Written task → Return the entries below in their exact form, leaving the pictures out.

Source data:

• • • • •

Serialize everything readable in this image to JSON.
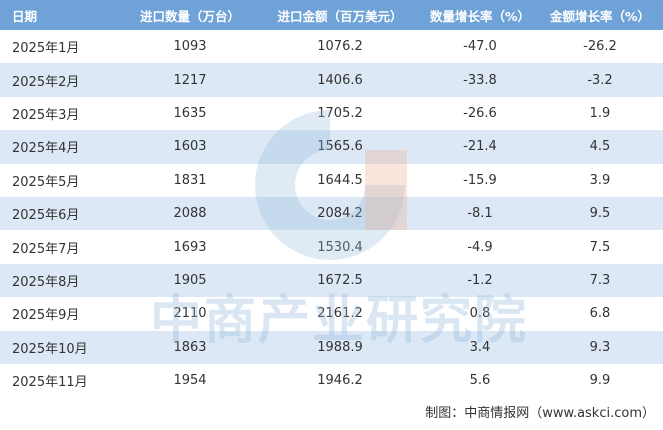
{
  "table": {
    "header": [
      "日期",
      "进口数量（万台）",
      "进口金额（百万美元）",
      "数量增长率（%）",
      "金额增长率（%）"
    ],
    "rows": [
      [
        "2025年1月",
        "1093",
        "1076.2",
        "-47.0",
        "-26.2"
      ],
      [
        "2025年2月",
        "1217",
        "1406.6",
        "-33.8",
        "-3.2"
      ],
      [
        "2025年3月",
        "1635",
        "1705.2",
        "-26.6",
        "1.9"
      ],
      [
        "2025年4月",
        "1603",
        "1565.6",
        "-21.4",
        "4.5"
      ],
      [
        "2025年5月",
        "1831",
        "1644.5",
        "-15.9",
        "3.9"
      ],
      [
        "2025年6月",
        "2088",
        "2084.2",
        "-8.1",
        "9.5"
      ],
      [
        "2025年7月",
        "1693",
        "1530.4",
        "-4.9",
        "7.5"
      ],
      [
        "2025年8月",
        "1905",
        "1672.5",
        "-1.2",
        "7.3"
      ],
      [
        "2025年9月",
        "2110",
        "2161.2",
        "0.8",
        "6.8"
      ],
      [
        "2025年10月",
        "1863",
        "1988.9",
        "3.4",
        "9.3"
      ],
      [
        "2025年11月",
        "1954",
        "1946.2",
        "5.6",
        "9.9"
      ]
    ]
  },
  "watermark": "中商产业研究院",
  "footer": "制图：中商情报网（www.askci.com）"
}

• • • • •

Worked answer →
Serialize everything readable in this image to JSON.
{
  "table": {
    "header": [
      "日期",
      "进口数量（万台）",
      "进口金额（百万美元）",
      "数量增长率（%）",
      "金额增长率（%）"
    ],
    "rows": [
      [
        "2025年1月",
        "1093",
        "1076.2",
        "-47.0",
        "-26.2"
      ],
      [
        "2025年2月",
        "1217",
        "1406.6",
        "-33.8",
        "-3.2"
      ],
      [
        "2025年3月",
        "1635",
        "1705.2",
        "-26.6",
        "1.9"
      ],
      [
        "2025年4月",
        "1603",
        "1565.6",
        "-21.4",
        "4.5"
      ],
      [
        "2025年5月",
        "1831",
        "1644.5",
        "-15.9",
        "3.9"
      ],
      [
        "2025年6月",
        "2088",
        "2084.2",
        "-8.1",
        "9.5"
      ],
      [
        "2025年7月",
        "1693",
        "1530.4",
        "-4.9",
        "7.5"
      ],
      [
        "2025年8月",
        "1905",
        "1672.5",
        "-1.2",
        "7.3"
      ],
      [
        "2025年9月",
        "2110",
        "2161.2",
        "0.8",
        "6.8"
      ],
      [
        "2025年10月",
        "1863",
        "1988.9",
        "3.4",
        "9.3"
      ],
      [
        "2025年11月",
        "1954",
        "1946.2",
        "5.6",
        "9.9"
      ]
    ]
  },
  "watermark": "中商产业研究院",
  "footer": "制图：中商情报网（www.askci.com）"
}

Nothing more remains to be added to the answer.